Work required ▸ Wherever the word "pedestrian" appears in a line, extract that line.

Material for the task ▸
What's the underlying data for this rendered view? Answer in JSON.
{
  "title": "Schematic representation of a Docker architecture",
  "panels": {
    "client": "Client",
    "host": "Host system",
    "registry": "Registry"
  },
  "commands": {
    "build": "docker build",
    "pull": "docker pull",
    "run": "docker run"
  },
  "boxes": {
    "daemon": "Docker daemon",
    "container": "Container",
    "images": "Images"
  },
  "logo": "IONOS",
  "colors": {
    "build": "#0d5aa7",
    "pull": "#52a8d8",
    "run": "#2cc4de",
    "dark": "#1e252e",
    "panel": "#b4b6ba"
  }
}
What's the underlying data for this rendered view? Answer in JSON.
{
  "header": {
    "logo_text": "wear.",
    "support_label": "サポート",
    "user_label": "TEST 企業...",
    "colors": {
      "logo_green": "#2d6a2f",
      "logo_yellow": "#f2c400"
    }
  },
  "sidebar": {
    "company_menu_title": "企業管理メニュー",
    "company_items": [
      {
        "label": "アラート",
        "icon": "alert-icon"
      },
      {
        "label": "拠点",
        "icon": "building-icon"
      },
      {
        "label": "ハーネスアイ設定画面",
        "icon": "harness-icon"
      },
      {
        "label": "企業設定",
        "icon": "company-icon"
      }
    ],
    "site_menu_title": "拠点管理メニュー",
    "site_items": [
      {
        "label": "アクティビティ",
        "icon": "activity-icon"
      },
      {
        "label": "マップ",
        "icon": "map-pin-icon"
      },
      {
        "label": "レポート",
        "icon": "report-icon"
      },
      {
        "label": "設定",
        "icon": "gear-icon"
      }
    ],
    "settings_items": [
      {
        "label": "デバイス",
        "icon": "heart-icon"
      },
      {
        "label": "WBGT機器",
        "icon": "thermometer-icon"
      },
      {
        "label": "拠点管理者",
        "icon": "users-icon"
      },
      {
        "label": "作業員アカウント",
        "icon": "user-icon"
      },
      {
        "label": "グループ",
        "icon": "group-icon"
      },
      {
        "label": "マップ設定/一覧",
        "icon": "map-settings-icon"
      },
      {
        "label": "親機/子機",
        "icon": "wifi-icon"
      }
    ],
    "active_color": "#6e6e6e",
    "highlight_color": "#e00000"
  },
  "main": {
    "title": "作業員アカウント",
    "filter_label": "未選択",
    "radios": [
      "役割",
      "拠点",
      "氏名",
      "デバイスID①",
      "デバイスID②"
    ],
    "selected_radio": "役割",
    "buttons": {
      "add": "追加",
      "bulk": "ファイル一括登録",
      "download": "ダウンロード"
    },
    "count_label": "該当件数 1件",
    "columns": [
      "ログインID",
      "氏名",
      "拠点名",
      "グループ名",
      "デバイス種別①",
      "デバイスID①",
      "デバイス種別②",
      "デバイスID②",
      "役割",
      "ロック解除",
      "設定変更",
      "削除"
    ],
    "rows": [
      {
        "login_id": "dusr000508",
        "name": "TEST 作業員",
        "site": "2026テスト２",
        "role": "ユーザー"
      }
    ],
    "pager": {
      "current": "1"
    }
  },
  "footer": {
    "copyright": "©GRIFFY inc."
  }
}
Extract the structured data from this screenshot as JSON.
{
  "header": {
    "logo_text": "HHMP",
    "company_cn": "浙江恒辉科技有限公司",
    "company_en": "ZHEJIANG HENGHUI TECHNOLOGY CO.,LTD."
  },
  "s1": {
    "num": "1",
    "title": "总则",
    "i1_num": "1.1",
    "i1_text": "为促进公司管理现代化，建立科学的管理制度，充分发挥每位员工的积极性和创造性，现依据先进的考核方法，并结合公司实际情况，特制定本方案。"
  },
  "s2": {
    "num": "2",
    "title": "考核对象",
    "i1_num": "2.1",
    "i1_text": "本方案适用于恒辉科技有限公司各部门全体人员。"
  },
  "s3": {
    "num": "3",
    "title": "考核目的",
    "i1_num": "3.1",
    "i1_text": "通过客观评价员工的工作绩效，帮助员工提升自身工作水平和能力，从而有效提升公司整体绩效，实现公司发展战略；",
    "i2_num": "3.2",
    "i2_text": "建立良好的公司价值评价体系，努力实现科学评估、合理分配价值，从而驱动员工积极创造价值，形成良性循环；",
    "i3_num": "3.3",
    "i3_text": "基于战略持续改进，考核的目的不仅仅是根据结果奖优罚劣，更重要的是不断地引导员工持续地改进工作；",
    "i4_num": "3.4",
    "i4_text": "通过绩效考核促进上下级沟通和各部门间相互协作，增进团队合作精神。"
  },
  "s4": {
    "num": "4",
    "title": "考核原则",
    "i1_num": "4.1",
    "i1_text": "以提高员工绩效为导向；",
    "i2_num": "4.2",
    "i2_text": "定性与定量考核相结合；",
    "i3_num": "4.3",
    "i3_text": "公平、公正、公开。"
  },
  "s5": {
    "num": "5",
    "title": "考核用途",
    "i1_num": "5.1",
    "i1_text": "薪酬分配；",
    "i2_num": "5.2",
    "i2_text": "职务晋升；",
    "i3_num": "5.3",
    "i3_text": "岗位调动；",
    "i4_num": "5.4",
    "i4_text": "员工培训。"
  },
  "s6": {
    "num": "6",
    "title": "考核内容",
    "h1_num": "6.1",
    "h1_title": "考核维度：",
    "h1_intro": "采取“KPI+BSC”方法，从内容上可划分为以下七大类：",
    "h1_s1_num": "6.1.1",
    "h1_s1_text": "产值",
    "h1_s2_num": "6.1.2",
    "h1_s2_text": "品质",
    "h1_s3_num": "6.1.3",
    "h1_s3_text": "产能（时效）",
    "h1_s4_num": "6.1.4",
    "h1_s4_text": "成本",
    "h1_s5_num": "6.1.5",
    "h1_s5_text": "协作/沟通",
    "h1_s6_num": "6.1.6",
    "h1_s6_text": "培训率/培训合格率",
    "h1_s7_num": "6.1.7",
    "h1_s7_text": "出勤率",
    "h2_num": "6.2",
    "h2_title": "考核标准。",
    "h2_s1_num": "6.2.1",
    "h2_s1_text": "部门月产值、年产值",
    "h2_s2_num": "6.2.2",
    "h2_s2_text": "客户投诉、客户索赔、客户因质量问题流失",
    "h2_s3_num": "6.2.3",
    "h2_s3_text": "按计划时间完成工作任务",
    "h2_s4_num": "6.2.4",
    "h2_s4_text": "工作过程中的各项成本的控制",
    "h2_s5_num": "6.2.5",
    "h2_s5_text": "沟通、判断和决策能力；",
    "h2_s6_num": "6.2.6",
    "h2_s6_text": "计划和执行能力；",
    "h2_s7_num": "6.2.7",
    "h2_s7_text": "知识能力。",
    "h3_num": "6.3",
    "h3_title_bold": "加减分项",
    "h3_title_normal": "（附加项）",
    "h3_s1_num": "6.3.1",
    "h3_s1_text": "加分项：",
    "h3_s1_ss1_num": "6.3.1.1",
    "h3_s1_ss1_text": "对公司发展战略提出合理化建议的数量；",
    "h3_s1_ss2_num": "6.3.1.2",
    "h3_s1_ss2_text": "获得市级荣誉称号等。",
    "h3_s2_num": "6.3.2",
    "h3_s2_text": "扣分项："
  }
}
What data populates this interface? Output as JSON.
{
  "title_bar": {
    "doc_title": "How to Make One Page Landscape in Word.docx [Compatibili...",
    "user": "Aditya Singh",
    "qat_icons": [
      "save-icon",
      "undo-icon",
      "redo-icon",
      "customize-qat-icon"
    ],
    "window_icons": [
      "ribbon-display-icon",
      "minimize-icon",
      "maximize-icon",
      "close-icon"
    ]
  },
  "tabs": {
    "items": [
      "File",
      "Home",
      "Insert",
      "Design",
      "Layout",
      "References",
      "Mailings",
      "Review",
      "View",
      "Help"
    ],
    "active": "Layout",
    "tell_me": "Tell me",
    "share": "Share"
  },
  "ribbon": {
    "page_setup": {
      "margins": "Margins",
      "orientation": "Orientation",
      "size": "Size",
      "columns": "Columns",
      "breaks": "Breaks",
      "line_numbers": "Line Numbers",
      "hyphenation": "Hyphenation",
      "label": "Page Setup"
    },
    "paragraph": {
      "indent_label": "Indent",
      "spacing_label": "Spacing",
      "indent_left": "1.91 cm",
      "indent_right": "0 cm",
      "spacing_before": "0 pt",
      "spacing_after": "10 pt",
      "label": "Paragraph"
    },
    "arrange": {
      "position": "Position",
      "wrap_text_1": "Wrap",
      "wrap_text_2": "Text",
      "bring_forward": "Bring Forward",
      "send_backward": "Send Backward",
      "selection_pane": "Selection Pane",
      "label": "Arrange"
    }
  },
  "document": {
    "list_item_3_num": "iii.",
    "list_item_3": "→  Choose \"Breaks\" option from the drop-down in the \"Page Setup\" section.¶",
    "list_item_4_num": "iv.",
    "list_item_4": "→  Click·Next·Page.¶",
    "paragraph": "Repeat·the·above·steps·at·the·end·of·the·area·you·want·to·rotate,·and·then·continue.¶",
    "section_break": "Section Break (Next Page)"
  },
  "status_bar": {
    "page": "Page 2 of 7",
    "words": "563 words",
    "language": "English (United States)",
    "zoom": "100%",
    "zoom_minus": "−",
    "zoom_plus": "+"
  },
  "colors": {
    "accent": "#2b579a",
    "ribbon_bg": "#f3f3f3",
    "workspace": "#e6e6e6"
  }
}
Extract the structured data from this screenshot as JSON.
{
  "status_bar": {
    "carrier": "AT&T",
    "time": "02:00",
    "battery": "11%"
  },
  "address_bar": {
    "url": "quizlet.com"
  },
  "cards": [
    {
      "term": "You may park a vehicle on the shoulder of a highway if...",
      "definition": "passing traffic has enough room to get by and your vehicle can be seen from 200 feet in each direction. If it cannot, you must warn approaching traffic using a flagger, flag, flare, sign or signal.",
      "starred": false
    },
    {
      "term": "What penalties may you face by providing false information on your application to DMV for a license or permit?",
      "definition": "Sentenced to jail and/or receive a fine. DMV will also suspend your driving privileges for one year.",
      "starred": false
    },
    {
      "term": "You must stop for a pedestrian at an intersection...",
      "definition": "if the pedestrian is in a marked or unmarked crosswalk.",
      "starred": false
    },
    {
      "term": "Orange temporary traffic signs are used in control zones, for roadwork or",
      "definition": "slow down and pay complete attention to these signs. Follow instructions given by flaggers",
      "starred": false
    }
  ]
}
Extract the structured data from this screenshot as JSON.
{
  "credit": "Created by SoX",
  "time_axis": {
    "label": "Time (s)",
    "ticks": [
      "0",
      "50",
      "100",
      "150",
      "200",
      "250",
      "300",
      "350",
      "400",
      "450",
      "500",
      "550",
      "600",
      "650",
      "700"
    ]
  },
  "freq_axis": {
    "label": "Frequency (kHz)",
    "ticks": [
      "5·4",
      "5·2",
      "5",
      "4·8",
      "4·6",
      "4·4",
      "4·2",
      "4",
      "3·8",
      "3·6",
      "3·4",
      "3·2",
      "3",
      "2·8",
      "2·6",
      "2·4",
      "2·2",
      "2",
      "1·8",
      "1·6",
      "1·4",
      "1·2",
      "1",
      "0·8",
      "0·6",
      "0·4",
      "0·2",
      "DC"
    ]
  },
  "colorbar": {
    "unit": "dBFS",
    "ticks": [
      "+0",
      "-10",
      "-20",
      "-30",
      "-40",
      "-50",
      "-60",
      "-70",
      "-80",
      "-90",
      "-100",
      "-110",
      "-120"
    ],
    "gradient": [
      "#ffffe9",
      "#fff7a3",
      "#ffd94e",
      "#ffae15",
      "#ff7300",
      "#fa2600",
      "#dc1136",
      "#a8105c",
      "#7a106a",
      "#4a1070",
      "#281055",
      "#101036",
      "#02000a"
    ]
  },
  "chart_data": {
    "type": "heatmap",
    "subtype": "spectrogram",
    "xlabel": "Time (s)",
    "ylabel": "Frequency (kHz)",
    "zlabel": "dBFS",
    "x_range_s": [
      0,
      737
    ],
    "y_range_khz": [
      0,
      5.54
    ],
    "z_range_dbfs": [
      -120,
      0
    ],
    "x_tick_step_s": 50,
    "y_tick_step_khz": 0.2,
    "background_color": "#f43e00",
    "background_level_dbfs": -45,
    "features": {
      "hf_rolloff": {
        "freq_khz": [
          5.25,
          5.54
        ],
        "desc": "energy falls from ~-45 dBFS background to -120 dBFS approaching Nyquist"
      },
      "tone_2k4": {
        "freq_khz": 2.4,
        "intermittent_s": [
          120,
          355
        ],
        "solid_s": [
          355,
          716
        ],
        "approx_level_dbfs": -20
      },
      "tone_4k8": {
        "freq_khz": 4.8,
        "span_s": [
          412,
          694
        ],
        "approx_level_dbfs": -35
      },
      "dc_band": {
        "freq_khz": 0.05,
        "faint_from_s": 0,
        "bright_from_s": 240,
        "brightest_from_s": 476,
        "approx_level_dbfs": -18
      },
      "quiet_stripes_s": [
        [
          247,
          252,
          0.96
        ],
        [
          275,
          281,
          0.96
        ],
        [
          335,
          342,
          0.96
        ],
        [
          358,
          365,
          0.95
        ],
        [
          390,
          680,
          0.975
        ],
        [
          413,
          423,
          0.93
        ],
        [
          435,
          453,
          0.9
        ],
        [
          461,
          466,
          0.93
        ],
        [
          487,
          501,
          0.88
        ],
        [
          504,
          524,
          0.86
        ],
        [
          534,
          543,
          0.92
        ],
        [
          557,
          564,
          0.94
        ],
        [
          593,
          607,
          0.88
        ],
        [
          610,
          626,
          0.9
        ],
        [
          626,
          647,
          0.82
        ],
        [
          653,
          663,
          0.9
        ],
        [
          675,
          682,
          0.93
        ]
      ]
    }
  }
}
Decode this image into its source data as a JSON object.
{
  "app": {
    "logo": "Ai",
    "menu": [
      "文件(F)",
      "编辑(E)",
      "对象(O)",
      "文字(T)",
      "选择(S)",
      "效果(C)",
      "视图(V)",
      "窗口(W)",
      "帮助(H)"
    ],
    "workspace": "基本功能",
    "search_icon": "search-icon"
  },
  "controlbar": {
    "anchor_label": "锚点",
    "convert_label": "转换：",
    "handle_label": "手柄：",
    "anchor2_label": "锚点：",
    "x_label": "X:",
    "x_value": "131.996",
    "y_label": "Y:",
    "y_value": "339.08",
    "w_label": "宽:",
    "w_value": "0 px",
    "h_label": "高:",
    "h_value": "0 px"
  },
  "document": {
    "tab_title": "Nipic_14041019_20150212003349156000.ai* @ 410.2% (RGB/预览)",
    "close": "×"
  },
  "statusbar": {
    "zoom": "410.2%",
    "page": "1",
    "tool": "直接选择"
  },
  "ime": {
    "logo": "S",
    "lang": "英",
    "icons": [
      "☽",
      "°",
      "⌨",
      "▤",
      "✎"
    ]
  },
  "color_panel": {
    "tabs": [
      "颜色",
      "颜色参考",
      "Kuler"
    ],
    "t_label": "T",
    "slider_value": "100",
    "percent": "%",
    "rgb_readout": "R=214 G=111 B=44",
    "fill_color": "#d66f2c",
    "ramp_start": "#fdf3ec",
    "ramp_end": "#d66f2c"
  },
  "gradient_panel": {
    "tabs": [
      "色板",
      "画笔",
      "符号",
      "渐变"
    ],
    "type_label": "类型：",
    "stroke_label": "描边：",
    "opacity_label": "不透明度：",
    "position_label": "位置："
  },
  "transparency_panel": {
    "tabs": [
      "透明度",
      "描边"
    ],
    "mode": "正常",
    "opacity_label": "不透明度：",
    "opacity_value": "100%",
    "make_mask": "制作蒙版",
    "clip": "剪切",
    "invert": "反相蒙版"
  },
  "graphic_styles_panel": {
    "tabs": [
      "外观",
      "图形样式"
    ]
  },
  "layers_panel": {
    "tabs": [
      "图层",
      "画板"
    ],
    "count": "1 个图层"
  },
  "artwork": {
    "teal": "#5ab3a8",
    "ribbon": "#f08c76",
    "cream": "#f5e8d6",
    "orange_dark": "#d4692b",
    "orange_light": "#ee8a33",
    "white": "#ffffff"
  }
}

Written response ▸
      "term": "You must stop for a pedestrian at an intersection...",
      "definition": "if the pedestrian is in a marked or unmarked crosswalk.",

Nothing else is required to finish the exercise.